### RECORDS SUPPLIED
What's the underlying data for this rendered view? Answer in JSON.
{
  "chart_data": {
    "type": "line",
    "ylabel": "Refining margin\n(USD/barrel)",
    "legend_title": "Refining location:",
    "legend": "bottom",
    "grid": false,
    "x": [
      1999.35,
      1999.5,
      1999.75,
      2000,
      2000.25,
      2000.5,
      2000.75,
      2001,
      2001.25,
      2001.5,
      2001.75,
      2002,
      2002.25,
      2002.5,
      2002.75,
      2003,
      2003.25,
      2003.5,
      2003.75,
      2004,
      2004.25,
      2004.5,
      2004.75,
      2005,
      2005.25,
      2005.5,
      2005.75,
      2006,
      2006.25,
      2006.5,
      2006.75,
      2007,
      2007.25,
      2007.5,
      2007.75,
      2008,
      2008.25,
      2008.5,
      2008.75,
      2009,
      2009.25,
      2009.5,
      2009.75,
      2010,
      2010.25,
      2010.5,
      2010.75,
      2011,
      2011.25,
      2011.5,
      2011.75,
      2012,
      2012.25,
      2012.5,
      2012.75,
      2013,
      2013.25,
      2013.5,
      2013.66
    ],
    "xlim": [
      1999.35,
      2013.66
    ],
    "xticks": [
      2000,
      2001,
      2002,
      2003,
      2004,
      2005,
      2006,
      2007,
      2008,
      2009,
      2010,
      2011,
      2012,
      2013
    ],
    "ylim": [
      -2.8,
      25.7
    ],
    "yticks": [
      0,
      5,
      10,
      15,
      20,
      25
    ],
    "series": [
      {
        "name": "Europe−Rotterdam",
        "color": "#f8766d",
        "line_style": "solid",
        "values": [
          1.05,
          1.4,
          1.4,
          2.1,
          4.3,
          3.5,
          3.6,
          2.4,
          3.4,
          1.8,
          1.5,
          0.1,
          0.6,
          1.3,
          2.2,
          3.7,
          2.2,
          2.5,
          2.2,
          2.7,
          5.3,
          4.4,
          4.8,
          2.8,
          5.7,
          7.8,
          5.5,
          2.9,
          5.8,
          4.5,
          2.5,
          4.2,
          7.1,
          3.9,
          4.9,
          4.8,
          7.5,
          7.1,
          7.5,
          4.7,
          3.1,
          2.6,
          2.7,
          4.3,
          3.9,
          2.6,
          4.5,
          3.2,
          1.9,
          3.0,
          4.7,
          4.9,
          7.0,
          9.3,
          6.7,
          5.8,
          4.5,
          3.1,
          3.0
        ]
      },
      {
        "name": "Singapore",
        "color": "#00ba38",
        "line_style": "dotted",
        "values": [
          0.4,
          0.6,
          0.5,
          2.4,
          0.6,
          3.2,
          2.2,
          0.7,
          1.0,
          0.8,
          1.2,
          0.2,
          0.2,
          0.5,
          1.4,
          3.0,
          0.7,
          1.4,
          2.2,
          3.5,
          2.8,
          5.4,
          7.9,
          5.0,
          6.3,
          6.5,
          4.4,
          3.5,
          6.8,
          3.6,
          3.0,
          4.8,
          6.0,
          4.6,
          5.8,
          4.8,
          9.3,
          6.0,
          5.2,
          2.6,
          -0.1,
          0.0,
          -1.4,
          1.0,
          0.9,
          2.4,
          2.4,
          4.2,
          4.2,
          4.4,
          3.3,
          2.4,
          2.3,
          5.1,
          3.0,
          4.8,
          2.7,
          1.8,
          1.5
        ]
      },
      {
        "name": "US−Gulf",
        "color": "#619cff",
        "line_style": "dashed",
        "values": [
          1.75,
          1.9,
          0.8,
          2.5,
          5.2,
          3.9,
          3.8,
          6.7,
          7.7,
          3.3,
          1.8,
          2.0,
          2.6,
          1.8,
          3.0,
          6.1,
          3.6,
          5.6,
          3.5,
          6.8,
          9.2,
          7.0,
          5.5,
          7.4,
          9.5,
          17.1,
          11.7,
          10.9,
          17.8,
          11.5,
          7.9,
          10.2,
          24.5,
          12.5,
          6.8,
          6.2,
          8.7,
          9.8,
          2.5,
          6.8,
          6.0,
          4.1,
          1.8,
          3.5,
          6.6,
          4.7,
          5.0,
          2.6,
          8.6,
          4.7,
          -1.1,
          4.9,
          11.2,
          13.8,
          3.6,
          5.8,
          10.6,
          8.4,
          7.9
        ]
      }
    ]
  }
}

### SET PROBLEM
Each line of the listing above should be output exactly.

### THE RESULT
What's the underlying data for this rendered view? Answer in JSON.
{
  "chart_data": {
    "type": "line",
    "ylabel": "Refining margin\n(USD/barrel)",
    "legend_title": "Refining location:",
    "legend": "bottom",
    "grid": false,
    "x": [
      1999.35,
      1999.5,
      1999.75,
      2000,
      2000.25,
      2000.5,
      2000.75,
      2001,
      2001.25,
      2001.5,
      2001.75,
      2002,
      2002.25,
      2002.5,
      2002.75,
      2003,
      2003.25,
      2003.5,
      2003.75,
      2004,
      2004.25,
      2004.5,
      2004.75,
      2005,
      2005.25,
      2005.5,
      2005.75,
      2006,
      2006.25,
      2006.5,
      2006.75,
      2007,
      2007.25,
      2007.5,
      2007.75,
      2008,
      2008.25,
      2008.5,
      2008.75,
      2009,
      2009.25,
      2009.5,
      2009.75,
      2010,
      2010.25,
      2010.5,
      2010.75,
      2011,
      2011.25,
      2011.5,
      2011.75,
      2012,
      2012.25,
      2012.5,
      2012.75,
      2013,
      2013.25,
      2013.5,
      2013.66
    ],
    "xlim": [
      1999.35,
      2013.66
    ],
    "xticks": [
      2000,
      2001,
      2002,
      2003,
      2004,
      2005,
      2006,
      2007,
      2008,
      2009,
      2010,
      2011,
      2012,
      2013
    ],
    "ylim": [
      -2.8,
      25.7
    ],
    "yticks": [
      0,
      5,
      10,
      15,
      20,
      25
    ],
    "series": [
      {
        "name": "Europe−Rotterdam",
        "color": "#f8766d",
        "line_style": "solid",
        "values": [
          1.05,
          1.4,
          1.4,
          2.1,
          4.3,
          3.5,
          3.6,
          2.4,
          3.4,
          1.8,
          1.5,
          0.1,
          0.6,
          1.3,
          2.2,
          3.7,
          2.2,
          2.5,
          2.2,
          2.7,
          5.3,
          4.4,
          4.8,
          2.8,
          5.7,
          7.8,
          5.5,
          2.9,
          5.8,
          4.5,
          2.5,
          4.2,
          7.1,
          3.9,
          4.9,
          4.8,
          7.5,
          7.1,
          7.5,
          4.7,
          3.1,
          2.6,
          2.7,
          4.3,
          3.9,
          2.6,
          4.5,
          3.2,
          1.9,
          3.0,
          4.7,
          4.9,
          7.0,
          9.3,
          6.7,
          5.8,
          4.5,
          3.1,
          3.0
        ]
      },
      {
        "name": "Singapore",
        "color": "#00ba38",
        "line_style": "dotted",
        "values": [
          0.4,
          0.6,
          0.5,
          2.4,
          0.6,
          3.2,
          2.2,
          0.7,
          1.0,
          0.8,
          1.2,
          0.2,
          0.2,
          0.5,
          1.4,
          3.0,
          0.7,
          1.4,
          2.2,
          3.5,
          2.8,
          5.4,
          7.9,
          5.0,
          6.3,
          6.5,
          4.4,
          3.5,
          6.8,
          3.6,
          3.0,
          4.8,
          6.0,
          4.6,
          5.8,
          4.8,
          9.3,
          6.0,
          5.2,
          2.6,
          -0.1,
          0.0,
          -1.4,
          1.0,
          0.9,
          2.4,
          2.4,
          4.2,
          4.2,
          4.4,
          3.3,
          2.4,
          2.3,
          5.1,
          3.0,
          4.8,
          2.7,
          1.8,
          1.5
        ]
      },
      {
        "name": "US−Gulf",
        "color": "#619cff",
        "line_style": "dashed",
        "values": [
          1.75,
          1.9,
          0.8,
          2.5,
          5.2,
          3.9,
          3.8,
          6.7,
          7.7,
          3.3,
          1.8,
          2.0,
          2.6,
          1.8,
          3.0,
          6.1,
          3.6,
          5.6,
          3.5,
          6.8,
          9.2,
          7.0,
          5.5,
          7.4,
          9.5,
          17.1,
          11.7,
          10.9,
          17.8,
          11.5,
          7.9,
          10.2,
          24.5,
          12.5,
          6.8,
          6.2,
          8.7,
          9.8,
          2.5,
          6.8,
          6.0,
          4.1,
          1.8,
          3.5,
          6.6,
          4.7,
          5.0,
          2.6,
          8.6,
          4.7,
          -1.1,
          4.9,
          11.2,
          13.8,
          3.6,
          5.8,
          10.6,
          8.4,
          7.9
        ]
      }
    ]
  }
}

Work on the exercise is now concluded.